Goal.
Within this material, how many lines have the string "Contains" in them? The answer is a number, with nothing added.

>> BEGIN

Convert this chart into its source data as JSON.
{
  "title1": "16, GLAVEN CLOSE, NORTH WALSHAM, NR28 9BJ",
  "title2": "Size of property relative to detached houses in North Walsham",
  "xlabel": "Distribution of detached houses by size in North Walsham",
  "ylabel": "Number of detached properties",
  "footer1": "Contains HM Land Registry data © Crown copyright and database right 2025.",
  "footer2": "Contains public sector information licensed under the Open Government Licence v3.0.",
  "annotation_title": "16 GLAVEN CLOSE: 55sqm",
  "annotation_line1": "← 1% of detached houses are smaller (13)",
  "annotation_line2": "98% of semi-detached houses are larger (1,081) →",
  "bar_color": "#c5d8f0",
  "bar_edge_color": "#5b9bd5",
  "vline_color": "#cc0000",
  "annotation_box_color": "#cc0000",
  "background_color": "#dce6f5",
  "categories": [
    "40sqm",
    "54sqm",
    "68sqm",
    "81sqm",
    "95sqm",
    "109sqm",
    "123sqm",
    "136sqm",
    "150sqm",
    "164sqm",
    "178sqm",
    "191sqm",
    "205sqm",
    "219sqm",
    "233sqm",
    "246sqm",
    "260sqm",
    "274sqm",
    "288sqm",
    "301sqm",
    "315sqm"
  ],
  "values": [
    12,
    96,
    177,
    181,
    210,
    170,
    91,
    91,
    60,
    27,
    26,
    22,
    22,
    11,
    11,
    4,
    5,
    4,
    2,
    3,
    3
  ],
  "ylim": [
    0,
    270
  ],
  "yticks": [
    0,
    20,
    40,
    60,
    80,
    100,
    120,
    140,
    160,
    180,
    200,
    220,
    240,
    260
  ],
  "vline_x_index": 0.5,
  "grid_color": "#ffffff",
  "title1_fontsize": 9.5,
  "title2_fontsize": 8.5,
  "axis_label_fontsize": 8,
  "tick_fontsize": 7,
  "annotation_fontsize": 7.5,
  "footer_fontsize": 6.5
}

>> END

Complete output.
2